─── DATA RECORDS

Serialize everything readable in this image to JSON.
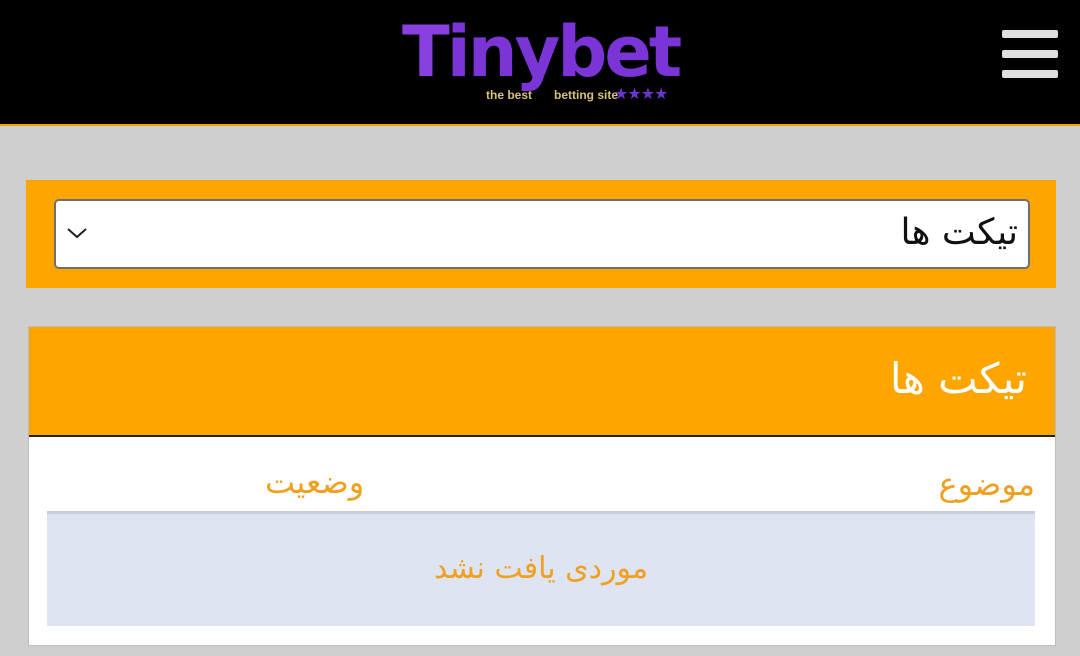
{
  "header": {
    "logo": {
      "first_letter": "T",
      "letters_inny": "iny",
      "letter_b": "b",
      "letters_et": "et",
      "tag_left": "the best",
      "tag_right": "betting site",
      "stars": "★★★★"
    },
    "menu_icon": "hamburger-menu-icon"
  },
  "filter": {
    "selected_value": "تیکت ها",
    "chevron_icon": "chevron-down-icon"
  },
  "tickets": {
    "title": "تیکت ها",
    "columns": {
      "subject": "موضوع",
      "status": "وضعیت"
    },
    "empty_message": "موردی یافت نشد"
  },
  "colors": {
    "accent": "#ffa500",
    "header_bg": "#000000",
    "page_bg": "#cfcfcf",
    "column_text": "#f0a020",
    "empty_row_bg": "#dfe4f2",
    "logo_purple": "#7b35d6",
    "logo_gold": "#c9a13b"
  }
}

──────

WHAT NEEDS TO BE DONE: The listing above must be printed again exactly, minus its pictures.

RESPONSE FOR THIS EXERCISE:
Serialize everything readable in this image to JSON.
{
  "header": {
    "logo": {
      "first_letter": "T",
      "letters_inny": "iny",
      "letter_b": "b",
      "letters_et": "et",
      "tag_left": "the best",
      "tag_right": "betting site",
      "stars": "★★★★"
    },
    "menu_icon": "hamburger-menu-icon"
  },
  "filter": {
    "selected_value": "تیکت ها",
    "chevron_icon": "chevron-down-icon"
  },
  "tickets": {
    "title": "تیکت ها",
    "columns": {
      "subject": "موضوع",
      "status": "وضعیت"
    },
    "empty_message": "موردی یافت نشد"
  },
  "colors": {
    "accent": "#ffa500",
    "header_bg": "#000000",
    "page_bg": "#cfcfcf",
    "column_text": "#f0a020",
    "empty_row_bg": "#dfe4f2",
    "logo_purple": "#7b35d6",
    "logo_gold": "#c9a13b"
  }
}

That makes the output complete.